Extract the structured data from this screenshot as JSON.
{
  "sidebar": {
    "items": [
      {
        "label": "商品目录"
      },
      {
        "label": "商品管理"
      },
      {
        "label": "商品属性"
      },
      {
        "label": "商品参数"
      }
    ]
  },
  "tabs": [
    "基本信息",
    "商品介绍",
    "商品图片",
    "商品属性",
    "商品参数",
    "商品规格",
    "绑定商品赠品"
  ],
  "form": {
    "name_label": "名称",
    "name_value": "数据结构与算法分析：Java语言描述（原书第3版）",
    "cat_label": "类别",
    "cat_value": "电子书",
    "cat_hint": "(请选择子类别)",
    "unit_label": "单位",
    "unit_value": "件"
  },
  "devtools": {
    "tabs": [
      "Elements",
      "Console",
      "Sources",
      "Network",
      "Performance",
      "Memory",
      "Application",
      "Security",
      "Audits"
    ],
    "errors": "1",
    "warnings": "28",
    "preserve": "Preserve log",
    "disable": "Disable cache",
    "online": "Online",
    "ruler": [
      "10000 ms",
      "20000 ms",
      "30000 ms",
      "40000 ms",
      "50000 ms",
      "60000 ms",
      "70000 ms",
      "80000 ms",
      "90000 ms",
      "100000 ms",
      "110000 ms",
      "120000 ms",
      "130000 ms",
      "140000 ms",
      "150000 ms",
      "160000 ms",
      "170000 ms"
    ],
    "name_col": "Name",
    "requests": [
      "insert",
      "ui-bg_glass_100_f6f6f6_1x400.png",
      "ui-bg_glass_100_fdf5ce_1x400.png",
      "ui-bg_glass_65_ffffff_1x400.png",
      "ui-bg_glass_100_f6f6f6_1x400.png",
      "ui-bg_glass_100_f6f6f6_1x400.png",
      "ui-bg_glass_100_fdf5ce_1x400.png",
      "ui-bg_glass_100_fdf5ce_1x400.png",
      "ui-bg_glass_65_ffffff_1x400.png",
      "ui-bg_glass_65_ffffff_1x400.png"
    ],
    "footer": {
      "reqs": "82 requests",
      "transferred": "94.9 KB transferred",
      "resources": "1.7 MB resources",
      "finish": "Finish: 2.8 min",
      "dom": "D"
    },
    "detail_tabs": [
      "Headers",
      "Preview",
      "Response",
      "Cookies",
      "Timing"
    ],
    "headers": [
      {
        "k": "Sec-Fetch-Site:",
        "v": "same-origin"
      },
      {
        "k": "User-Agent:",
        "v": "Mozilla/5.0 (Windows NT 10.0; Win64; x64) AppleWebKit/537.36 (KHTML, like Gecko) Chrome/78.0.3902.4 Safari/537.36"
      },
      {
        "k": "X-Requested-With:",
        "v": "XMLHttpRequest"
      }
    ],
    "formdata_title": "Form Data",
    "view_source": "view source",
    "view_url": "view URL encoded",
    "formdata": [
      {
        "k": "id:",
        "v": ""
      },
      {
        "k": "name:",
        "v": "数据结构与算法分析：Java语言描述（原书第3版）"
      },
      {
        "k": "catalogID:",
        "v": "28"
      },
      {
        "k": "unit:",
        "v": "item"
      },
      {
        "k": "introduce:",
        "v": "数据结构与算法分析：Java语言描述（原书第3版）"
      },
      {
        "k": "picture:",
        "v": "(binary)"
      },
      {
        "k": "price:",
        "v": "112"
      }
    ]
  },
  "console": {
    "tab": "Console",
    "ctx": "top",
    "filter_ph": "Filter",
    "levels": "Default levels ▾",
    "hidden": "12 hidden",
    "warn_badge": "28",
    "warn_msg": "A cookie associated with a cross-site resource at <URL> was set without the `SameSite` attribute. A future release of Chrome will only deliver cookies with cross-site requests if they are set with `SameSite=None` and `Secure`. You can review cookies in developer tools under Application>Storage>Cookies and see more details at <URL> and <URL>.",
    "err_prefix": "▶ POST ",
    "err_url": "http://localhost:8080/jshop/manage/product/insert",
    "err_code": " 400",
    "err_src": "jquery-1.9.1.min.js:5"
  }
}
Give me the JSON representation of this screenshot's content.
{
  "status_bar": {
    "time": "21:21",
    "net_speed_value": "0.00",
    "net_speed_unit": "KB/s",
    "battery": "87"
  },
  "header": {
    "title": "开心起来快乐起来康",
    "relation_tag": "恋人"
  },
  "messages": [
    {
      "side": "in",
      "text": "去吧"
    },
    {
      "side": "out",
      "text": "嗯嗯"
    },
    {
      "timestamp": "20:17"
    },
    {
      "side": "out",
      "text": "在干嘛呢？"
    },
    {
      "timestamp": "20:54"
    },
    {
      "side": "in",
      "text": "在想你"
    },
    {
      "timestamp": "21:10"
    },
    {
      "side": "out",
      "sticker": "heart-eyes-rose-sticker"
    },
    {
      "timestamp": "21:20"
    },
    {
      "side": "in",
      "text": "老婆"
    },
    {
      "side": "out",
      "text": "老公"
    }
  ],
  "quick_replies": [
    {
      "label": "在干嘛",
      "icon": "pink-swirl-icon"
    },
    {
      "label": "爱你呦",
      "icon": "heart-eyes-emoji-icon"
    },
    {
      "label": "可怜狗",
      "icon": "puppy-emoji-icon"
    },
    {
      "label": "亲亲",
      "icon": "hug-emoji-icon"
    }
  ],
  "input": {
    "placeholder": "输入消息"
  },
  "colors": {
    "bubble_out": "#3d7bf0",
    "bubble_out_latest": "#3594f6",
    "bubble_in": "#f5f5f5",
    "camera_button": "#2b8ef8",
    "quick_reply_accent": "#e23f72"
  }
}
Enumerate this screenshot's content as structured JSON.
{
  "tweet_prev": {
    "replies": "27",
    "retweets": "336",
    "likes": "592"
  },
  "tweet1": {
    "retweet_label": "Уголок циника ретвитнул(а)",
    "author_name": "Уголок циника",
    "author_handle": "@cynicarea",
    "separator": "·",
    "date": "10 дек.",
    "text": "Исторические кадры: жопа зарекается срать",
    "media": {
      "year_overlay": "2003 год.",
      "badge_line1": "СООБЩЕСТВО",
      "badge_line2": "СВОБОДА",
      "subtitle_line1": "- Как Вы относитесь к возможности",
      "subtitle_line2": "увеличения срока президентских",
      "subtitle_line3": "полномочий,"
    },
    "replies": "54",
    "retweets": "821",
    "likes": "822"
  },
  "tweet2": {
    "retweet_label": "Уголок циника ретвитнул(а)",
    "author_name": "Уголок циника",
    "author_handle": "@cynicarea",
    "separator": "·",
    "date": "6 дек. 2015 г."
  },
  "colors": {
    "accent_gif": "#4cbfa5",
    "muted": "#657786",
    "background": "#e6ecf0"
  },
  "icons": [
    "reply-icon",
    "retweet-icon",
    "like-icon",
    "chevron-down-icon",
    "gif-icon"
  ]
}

○ ○ ○ ○ ○ ○ ○

▶ [Required work]: Quote all the records exactly, please, leaving none out.

▶ [Reply to the exercise]:
Extract the structured data from this screenshot as JSON.
{
  "sidebar": {
    "items": [
      {
        "label": "商品目录"
      },
      {
        "label": "商品管理"
      },
      {
        "label": "商品属性"
      },
      {
        "label": "商品参数"
      }
    ]
  },
  "tabs": [
    "基本信息",
    "商品介绍",
    "商品图片",
    "商品属性",
    "商品参数",
    "商品规格",
    "绑定商品赠品"
  ],
  "form": {
    "name_label": "名称",
    "name_value": "数据结构与算法分析：Java语言描述（原书第3版）",
    "cat_label": "类别",
    "cat_value": "电子书",
    "cat_hint": "(请选择子类别)",
    "unit_label": "单位",
    "unit_value": "件"
  },
  "devtools": {
    "tabs": [
      "Elements",
      "Console",
      "Sources",
      "Network",
      "Performance",
      "Memory",
      "Application",
      "Security",
      "Audits"
    ],
    "errors": "1",
    "warnings": "28",
    "preserve": "Preserve log",
    "disable": "Disable cache",
    "online": "Online",
    "ruler": [
      "10000 ms",
      "20000 ms",
      "30000 ms",
      "40000 ms",
      "50000 ms",
      "60000 ms",
      "70000 ms",
      "80000 ms",
      "90000 ms",
      "100000 ms",
      "110000 ms",
      "120000 ms",
      "130000 ms",
      "140000 ms",
      "150000 ms",
      "160000 ms",
      "170000 ms"
    ],
    "name_col": "Name",
    "requests": [
      "insert",
      "ui-bg_glass_100_f6f6f6_1x400.png",
      "ui-bg_glass_100_fdf5ce_1x400.png",
      "ui-bg_glass_65_ffffff_1x400.png",
      "ui-bg_glass_100_f6f6f6_1x400.png",
      "ui-bg_glass_100_f6f6f6_1x400.png",
      "ui-bg_glass_100_fdf5ce_1x400.png",
      "ui-bg_glass_100_fdf5ce_1x400.png",
      "ui-bg_glass_65_ffffff_1x400.png",
      "ui-bg_glass_65_ffffff_1x400.png"
    ],
    "footer": {
      "reqs": "82 requests",
      "transferred": "94.9 KB transferred",
      "resources": "1.7 MB resources",
      "finish": "Finish: 2.8 min",
      "dom": "D"
    },
    "detail_tabs": [
      "Headers",
      "Preview",
      "Response",
      "Cookies",
      "Timing"
    ],
    "headers": [
      {
        "k": "Sec-Fetch-Site:",
        "v": "same-origin"
      },
      {
        "k": "User-Agent:",
        "v": "Mozilla/5.0 (Windows NT 10.0; Win64; x64) AppleWebKit/537.36 (KHTML, like Gecko) Chrome/78.0.3902.4 Safari/537.36"
      },
      {
        "k": "X-Requested-With:",
        "v": "XMLHttpRequest"
      }
    ],
    "formdata_title": "Form Data",
    "view_source": "view source",
    "view_url": "view URL encoded",
    "formdata": [
      {
        "k": "id:",
        "v": ""
      },
      {
        "k": "name:",
        "v": "数据结构与算法分析：Java语言描述（原书第3版）"
      },
      {
        "k": "catalogID:",
        "v": "28"
      },
      {
        "k": "unit:",
        "v": "item"
      },
      {
        "k": "introduce:",
        "v": "数据结构与算法分析：Java语言描述（原书第3版）"
      },
      {
        "k": "picture:",
        "v": "(binary)"
      },
      {
        "k": "price:",
        "v": "112"
      }
    ]
  },
  "console": {
    "tab": "Console",
    "ctx": "top",
    "filter_ph": "Filter",
    "levels": "Default levels ▾",
    "hidden": "12 hidden",
    "warn_badge": "28",
    "warn_msg": "A cookie associated with a cross-site resource at <URL> was set without the `SameSite` attribute. A future release of Chrome will only deliver cookies with cross-site requests if they are set with `SameSite=None` and `Secure`. You can review cookies in developer tools under Application>Storage>Cookies and see more details at <URL> and <URL>.",
    "err_prefix": "▶ POST ",
    "err_url": "http://localhost:8080/jshop/manage/product/insert",
    "err_code": " 400",
    "err_src": "jquery-1.9.1.min.js:5"
  }
}
Give me the JSON representation of this screenshot's content.
{
  "status_bar": {
    "time": "21:21",
    "net_speed_value": "0.00",
    "net_speed_unit": "KB/s",
    "battery": "87"
  },
  "header": {
    "title": "开心起来快乐起来康",
    "relation_tag": "恋人"
  },
  "messages": [
    {
      "side": "in",
      "text": "去吧"
    },
    {
      "side": "out",
      "text": "嗯嗯"
    },
    {
      "timestamp": "20:17"
    },
    {
      "side": "out",
      "text": "在干嘛呢？"
    },
    {
      "timestamp": "20:54"
    },
    {
      "side": "in",
      "text": "在想你"
    },
    {
      "timestamp": "21:10"
    },
    {
      "side": "out",
      "sticker": "heart-eyes-rose-sticker"
    },
    {
      "timestamp": "21:20"
    },
    {
      "side": "in",
      "text": "老婆"
    },
    {
      "side": "out",
      "text": "老公"
    }
  ],
  "quick_replies": [
    {
      "label": "在干嘛",
      "icon": "pink-swirl-icon"
    },
    {
      "label": "爱你呦",
      "icon": "heart-eyes-emoji-icon"
    },
    {
      "label": "可怜狗",
      "icon": "puppy-emoji-icon"
    },
    {
      "label": "亲亲",
      "icon": "hug-emoji-icon"
    }
  ],
  "input": {
    "placeholder": "输入消息"
  },
  "colors": {
    "bubble_out": "#3d7bf0",
    "bubble_out_latest": "#3594f6",
    "bubble_in": "#f5f5f5",
    "camera_button": "#2b8ef8",
    "quick_reply_accent": "#e23f72"
  }
}
Enumerate this screenshot's content as structured JSON.
{
  "tweet_prev": {
    "replies": "27",
    "retweets": "336",
    "likes": "592"
  },
  "tweet1": {
    "retweet_label": "Уголок циника ретвитнул(а)",
    "author_name": "Уголок циника",
    "author_handle": "@cynicarea",
    "separator": "·",
    "date": "10 дек.",
    "text": "Исторические кадры: жопа зарекается срать",
    "media": {
      "year_overlay": "2003 год.",
      "badge_line1": "СООБЩЕСТВО",
      "badge_line2": "СВОБОДА",
      "subtitle_line1": "- Как Вы относитесь к возможности",
      "subtitle_line2": "увеличения срока президентских",
      "subtitle_line3": "полномочий,"
    },
    "replies": "54",
    "retweets": "821",
    "likes": "822"
  },
  "tweet2": {
    "retweet_label": "Уголок циника ретвитнул(а)",
    "author_name": "Уголок циника",
    "author_handle": "@cynicarea",
    "separator": "·",
    "date": "6 дек. 2015 г."
  },
  "colors": {
    "accent_gif": "#4cbfa5",
    "muted": "#657786",
    "background": "#e6ecf0"
  },
  "icons": [
    "reply-icon",
    "retweet-icon",
    "like-icon",
    "chevron-down-icon",
    "gif-icon"
  ]
}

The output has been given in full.